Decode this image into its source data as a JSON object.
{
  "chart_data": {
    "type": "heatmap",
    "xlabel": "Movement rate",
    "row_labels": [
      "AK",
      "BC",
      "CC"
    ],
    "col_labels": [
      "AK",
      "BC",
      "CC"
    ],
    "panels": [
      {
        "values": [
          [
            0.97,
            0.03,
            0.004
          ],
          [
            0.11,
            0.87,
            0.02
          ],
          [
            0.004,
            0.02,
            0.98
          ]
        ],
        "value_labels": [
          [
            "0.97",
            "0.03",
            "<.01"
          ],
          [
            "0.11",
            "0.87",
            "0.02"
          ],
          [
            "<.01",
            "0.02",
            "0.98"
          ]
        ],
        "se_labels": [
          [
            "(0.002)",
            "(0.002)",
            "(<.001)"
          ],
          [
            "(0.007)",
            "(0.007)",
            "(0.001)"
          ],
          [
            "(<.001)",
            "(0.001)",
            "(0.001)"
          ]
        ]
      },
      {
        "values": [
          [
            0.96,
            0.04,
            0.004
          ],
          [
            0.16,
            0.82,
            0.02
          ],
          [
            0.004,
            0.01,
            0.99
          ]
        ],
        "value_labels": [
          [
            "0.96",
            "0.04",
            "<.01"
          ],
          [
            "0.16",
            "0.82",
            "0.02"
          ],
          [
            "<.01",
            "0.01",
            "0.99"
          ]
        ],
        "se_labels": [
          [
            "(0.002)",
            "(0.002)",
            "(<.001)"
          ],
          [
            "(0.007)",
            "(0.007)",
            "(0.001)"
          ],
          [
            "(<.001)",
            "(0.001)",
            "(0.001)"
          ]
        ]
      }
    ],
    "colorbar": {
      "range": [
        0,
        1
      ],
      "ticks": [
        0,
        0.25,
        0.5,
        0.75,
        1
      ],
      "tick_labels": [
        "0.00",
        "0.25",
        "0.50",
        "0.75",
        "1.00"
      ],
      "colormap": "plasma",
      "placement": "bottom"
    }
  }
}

## What you should do:
Each entry above needs to be retyped exactly.

## Correct response:
Decode this image into its source data as a JSON object.
{
  "chart_data": {
    "type": "heatmap",
    "xlabel": "Movement rate",
    "row_labels": [
      "AK",
      "BC",
      "CC"
    ],
    "col_labels": [
      "AK",
      "BC",
      "CC"
    ],
    "panels": [
      {
        "values": [
          [
            0.97,
            0.03,
            0.004
          ],
          [
            0.11,
            0.87,
            0.02
          ],
          [
            0.004,
            0.02,
            0.98
          ]
        ],
        "value_labels": [
          [
            "0.97",
            "0.03",
            "<.01"
          ],
          [
            "0.11",
            "0.87",
            "0.02"
          ],
          [
            "<.01",
            "0.02",
            "0.98"
          ]
        ],
        "se_labels": [
          [
            "(0.002)",
            "(0.002)",
            "(<.001)"
          ],
          [
            "(0.007)",
            "(0.007)",
            "(0.001)"
          ],
          [
            "(<.001)",
            "(0.001)",
            "(0.001)"
          ]
        ]
      },
      {
        "values": [
          [
            0.96,
            0.04,
            0.004
          ],
          [
            0.16,
            0.82,
            0.02
          ],
          [
            0.004,
            0.01,
            0.99
          ]
        ],
        "value_labels": [
          [
            "0.96",
            "0.04",
            "<.01"
          ],
          [
            "0.16",
            "0.82",
            "0.02"
          ],
          [
            "<.01",
            "0.01",
            "0.99"
          ]
        ],
        "se_labels": [
          [
            "(0.002)",
            "(0.002)",
            "(<.001)"
          ],
          [
            "(0.007)",
            "(0.007)",
            "(0.001)"
          ],
          [
            "(<.001)",
            "(0.001)",
            "(0.001)"
          ]
        ]
      }
    ],
    "colorbar": {
      "range": [
        0,
        1
      ],
      "ticks": [
        0,
        0.25,
        0.5,
        0.75,
        1
      ],
      "tick_labels": [
        "0.00",
        "0.25",
        "0.50",
        "0.75",
        "1.00"
      ],
      "colormap": "plasma",
      "placement": "bottom"
    }
  }
}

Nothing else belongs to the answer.